Dataset records:
┌──

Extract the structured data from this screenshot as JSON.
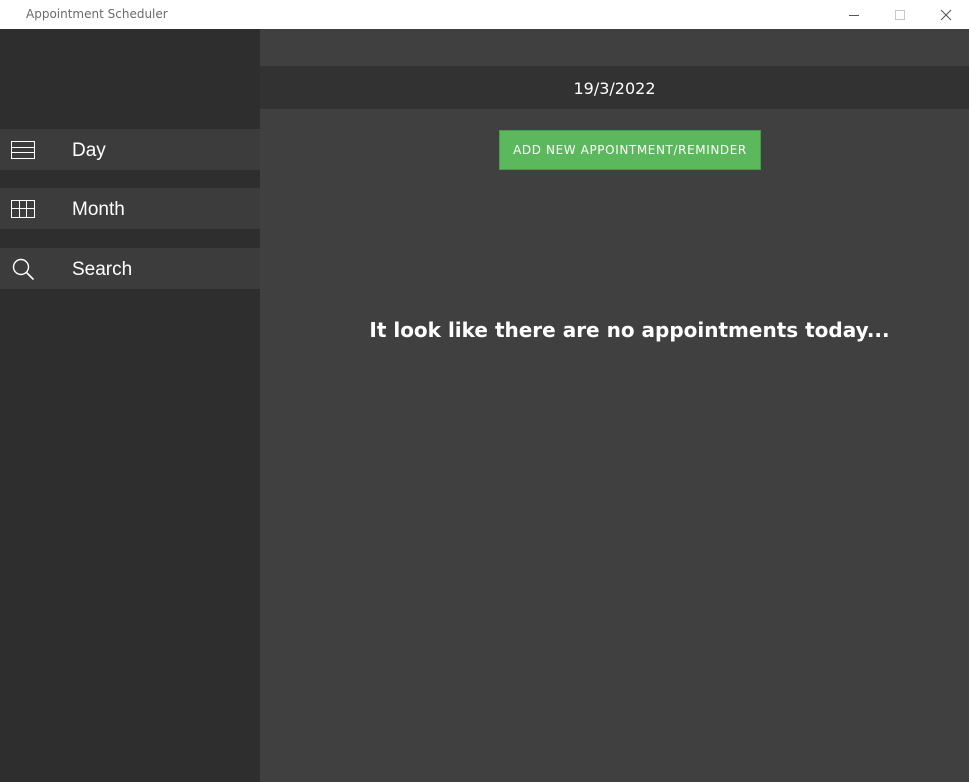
{
  "window": {
    "title": "Appointment Scheduler"
  },
  "sidebar": {
    "items": [
      {
        "label": "Day",
        "icon": "list-icon"
      },
      {
        "label": "Month",
        "icon": "calendar-grid-icon"
      },
      {
        "label": "Search",
        "icon": "search-icon"
      }
    ]
  },
  "main": {
    "date": "19/3/2022",
    "add_button_label": "ADD NEW APPOINTMENT/REMINDER",
    "empty_message": "It look like there are no appointments today..."
  },
  "colors": {
    "sidebar_bg": "#2e2e2e",
    "nav_item_bg": "#3c3c3c",
    "main_bg": "#404040",
    "date_bar_bg": "#323232",
    "accent_green": "#5cb85c",
    "text": "#ffffff"
  }
}
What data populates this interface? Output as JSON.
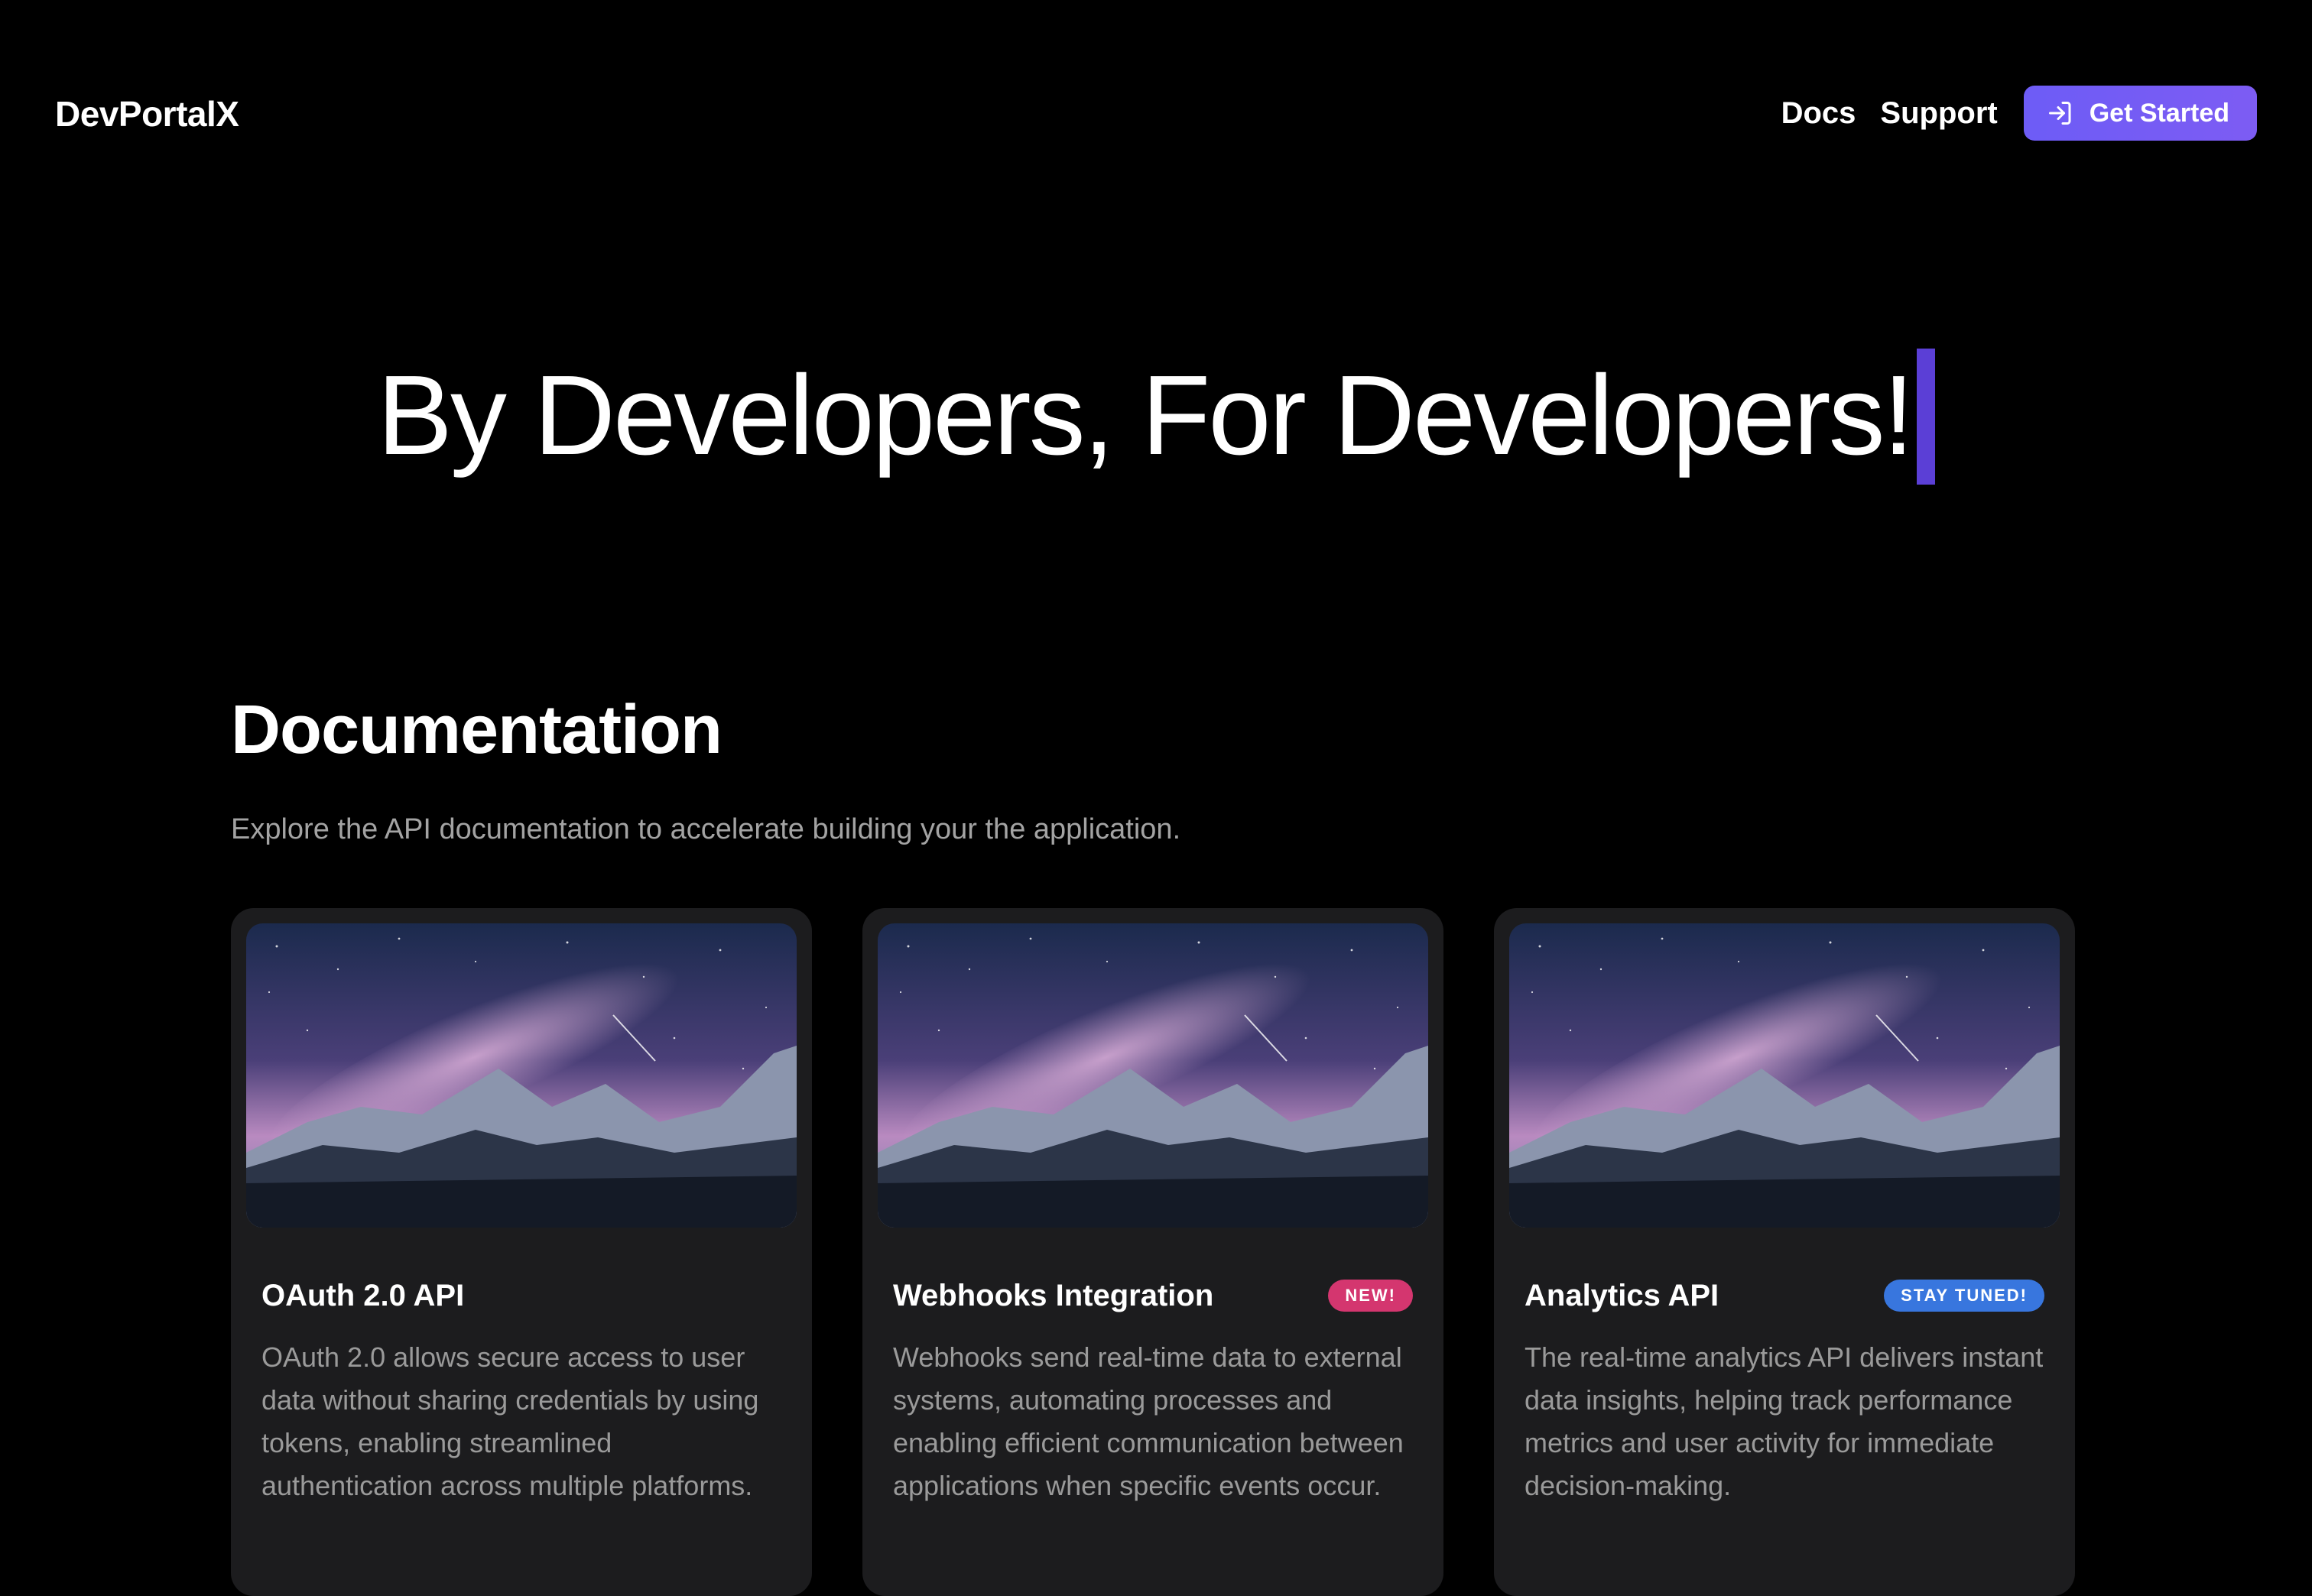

└──

### Given instruction
Your copy of the data above should match it exactly, except that pictures are left out.

### Exercise response
Extract the structured data from this screenshot as JSON.
{
  "window": {
    "title": "Appointment Scheduler"
  },
  "sidebar": {
    "items": [
      {
        "label": "Day",
        "icon": "list-icon"
      },
      {
        "label": "Month",
        "icon": "calendar-grid-icon"
      },
      {
        "label": "Search",
        "icon": "search-icon"
      }
    ]
  },
  "main": {
    "date": "19/3/2022",
    "add_button_label": "ADD NEW APPOINTMENT/REMINDER",
    "empty_message": "It look like there are no appointments today..."
  },
  "colors": {
    "sidebar_bg": "#2e2e2e",
    "nav_item_bg": "#3c3c3c",
    "main_bg": "#404040",
    "date_bar_bg": "#323232",
    "accent_green": "#5cb85c",
    "text": "#ffffff"
  }
}
What data populates this interface? Output as JSON.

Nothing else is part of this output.